## Required work
Leave out the pictures and restate the rest of the data exactly.

[Data records]
┄┄┄┄┄┄┄┄┄┄┄┄┄┄┄┄┄┄┄┄

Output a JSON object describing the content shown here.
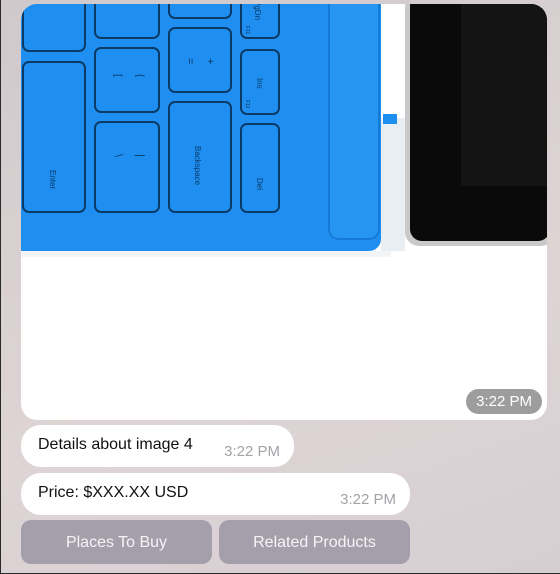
{
  "image_message": {
    "time": "3:22 PM",
    "keys": {
      "pgdn": "PgDn",
      "f11": "F11",
      "ins": "Ins",
      "f12": "F12",
      "enter": "Enter",
      "backspace": "Backspace",
      "del": "Del",
      "bracket_open": "[",
      "brace_open": "{",
      "bracket_close": "]",
      "brace_close": "}",
      "equals": "=",
      "plus": "+",
      "backslash": "\\",
      "pipe": "|"
    }
  },
  "messages": [
    {
      "text": "Details about image 4",
      "time": "3:22 PM"
    },
    {
      "text": "Price: $XXX.XX USD",
      "time": "3:22 PM"
    }
  ],
  "buttons": {
    "places_to_buy": "Places To Buy",
    "related_products": "Related Products"
  },
  "colors": {
    "keyboard_blue": "#1e8ff0",
    "key_outline": "#0b3a66",
    "tablet": "#0a0a0a"
  }
}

┄┄┄┄┄┄┄┄┄┄┄┄┄┄┄┄┄┄┄┄

## Answer to this problem
Output a JSON object describing the content shown here.
{
  "image_message": {
    "time": "3:22 PM",
    "keys": {
      "pgdn": "PgDn",
      "f11": "F11",
      "ins": "Ins",
      "f12": "F12",
      "enter": "Enter",
      "backspace": "Backspace",
      "del": "Del",
      "bracket_open": "[",
      "brace_open": "{",
      "bracket_close": "]",
      "brace_close": "}",
      "equals": "=",
      "plus": "+",
      "backslash": "\\",
      "pipe": "|"
    }
  },
  "messages": [
    {
      "text": "Details about image 4",
      "time": "3:22 PM"
    },
    {
      "text": "Price: $XXX.XX USD",
      "time": "3:22 PM"
    }
  ],
  "buttons": {
    "places_to_buy": "Places To Buy",
    "related_products": "Related Products"
  },
  "colors": {
    "keyboard_blue": "#1e8ff0",
    "key_outline": "#0b3a66",
    "tablet": "#0a0a0a"
  }
}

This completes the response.